What is required:
Search the records for the word "الرحم" and report each line that has it.

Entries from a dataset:
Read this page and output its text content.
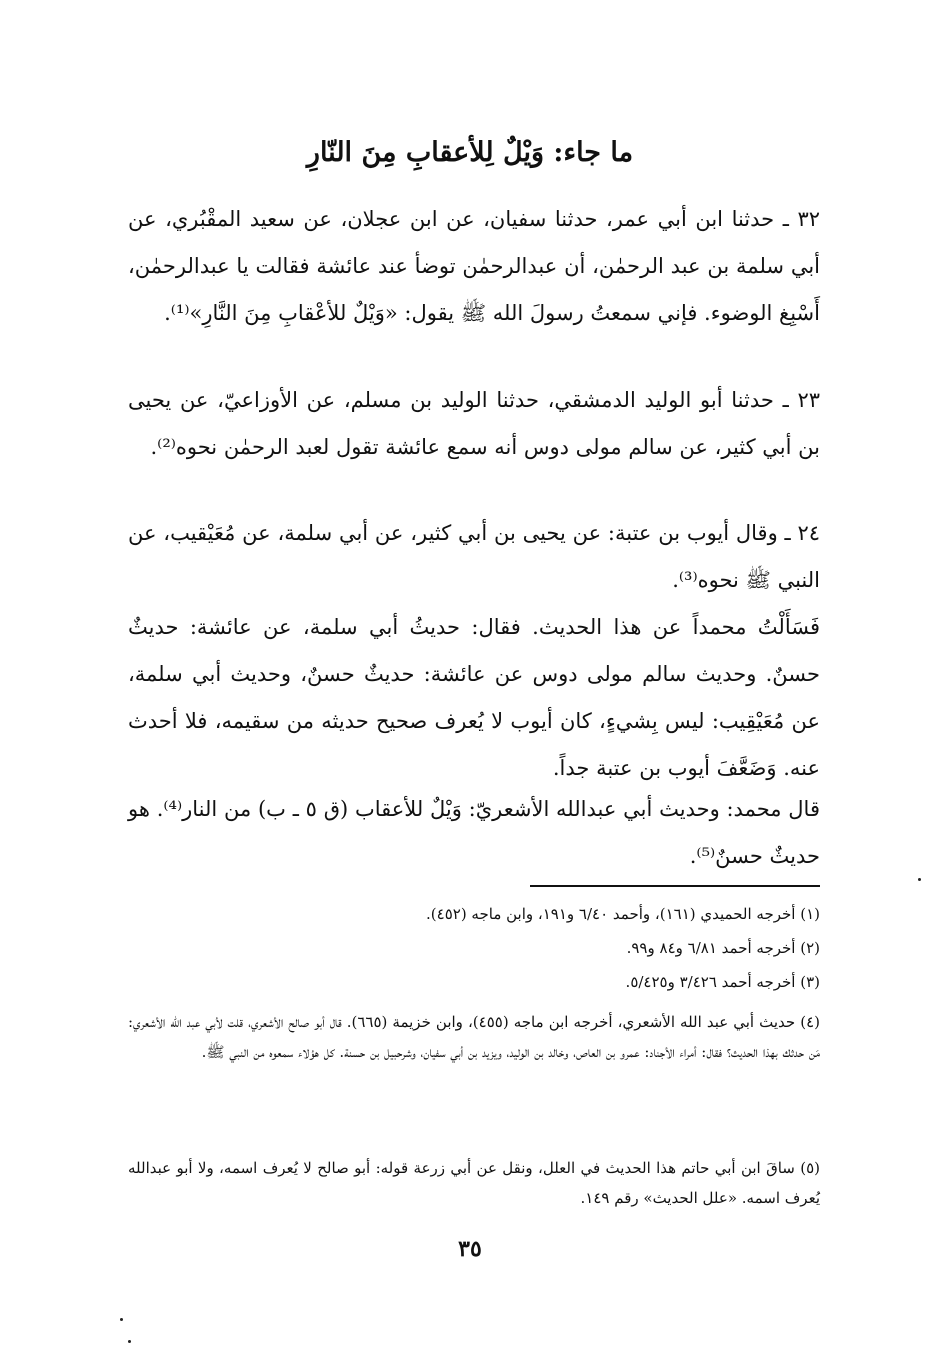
ما جاء: وَيْلٌ لِلأعقابِ مِنَ النّارِ
٣٢ ـ حدثنا ابن أبي عمر، حدثنا سفيان، عن ابن عجلان، عن سعيد المقْبُري، عن أبي سلمة بن عبد الرحمٰن، أن عبدالرحمٰن توضأ عند عائشة فقالت يا عبدالرحمٰن، أَسْبِغ الوضوء. فإني سمعتُ رسولَ الله ﷺ يقول: «وَيْلٌ للأعْقابِ مِنَ النَّارِ»⁽¹⁾.
٢٣ ـ حدثنا أبو الوليد الدمشقي، حدثنا الوليد بن مسلم، عن الأوزاعيّ، عن يحيى بن أبي كثير، عن سالم مولى دوس أنه سمع عائشة تقول لعبد الرحمٰن نحوه⁽²⁾.
٢٤ ـ وقال أيوب بن عتبة: عن يحيى بن أبي كثير، عن أبي سلمة، عن مُعَيْقيب، عن النبي ﷺ نحوه⁽³⁾.
فَسَأَلْتُ محمداً عن هذا الحديث. فقال: حديثُ أبي سلمة، عن عائشة: حديثٌ حسنٌ. وحديث سالم مولى دوس عن عائشة: حديثٌ حسنٌ، وحديث أبي سلمة، عن مُعَيْقِيب: ليس بِشيءٍ، كان أيوب لا يُعرف صحيح حديثه من سقيمه، فلا أحدث عنه. وَضَعَّفَ أيوب بن عتبة جداً.
قال محمد: وحديث أبي عبدالله الأشعريّ: وَيْلٌ للأعقاب (ق ٥ ـ ب) من النار⁽⁴⁾. هو حديثٌ حسنٌ⁽⁵⁾.
(١) أخرجه الحميدي (١٦١)، وأحمد ٦/٤٠ و١٩١، وابن ماجه (٤٥٢).
(٢) أخرجه أحمد ٦/٨١ و٨٤ و٩٩.
(٣) أخرجه أحمد ٣/٤٢٦ و٥/٤٢٥.
(٤) حديث أبي عبد الله الأشعري، أخرجه ابن ماجه (٤٥٥)، وابن خزيمة (٦٦٥). قال أبو صالح الأشعري، قلت لأبي عبد الله الأشعري: مَن حدثك بهذا الحديث؟ فقال: أمراء الأجناد: عمرو بن العاص، وخالد بن الوليد، ويزيد بن أبي سفيان، وشرحبيل بن حسنة. كل هؤلاء سمعوه من النبي ﷺ.
(٥) ساقَ ابن أبي حاتم هذا الحديث في العلل، ونقل عن أبي زرعة قوله: أبو صالح لا يُعرف اسمه، ولا أبو عبدالله يُعرف اسمه. «علل الحديث» رقم ١٤٩.
٣٥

Exercise output:
٣٢ ـ حدثنا ابن أبي عمر، حدثنا سفيان، عن ابن عجلان، عن سعيد المقْبُري، عن أبي سلمة بن عبد الرحمٰن، أن عبدالرحمٰن توضأ عند عائشة فقالت يا عبدالرحمٰن، أَسْبِغ الوضوء. فإني سمعتُ رسولَ الله ﷺ يقول: «وَيْلٌ للأعْقابِ مِنَ النَّارِ»⁽¹⁾.
٢٣ ـ حدثنا أبو الوليد الدمشقي، حدثنا الوليد بن مسلم، عن الأوزاعيّ، عن يحيى بن أبي كثير، عن سالم مولى دوس أنه سمع عائشة تقول لعبد الرحمٰن نحوه⁽²⁾.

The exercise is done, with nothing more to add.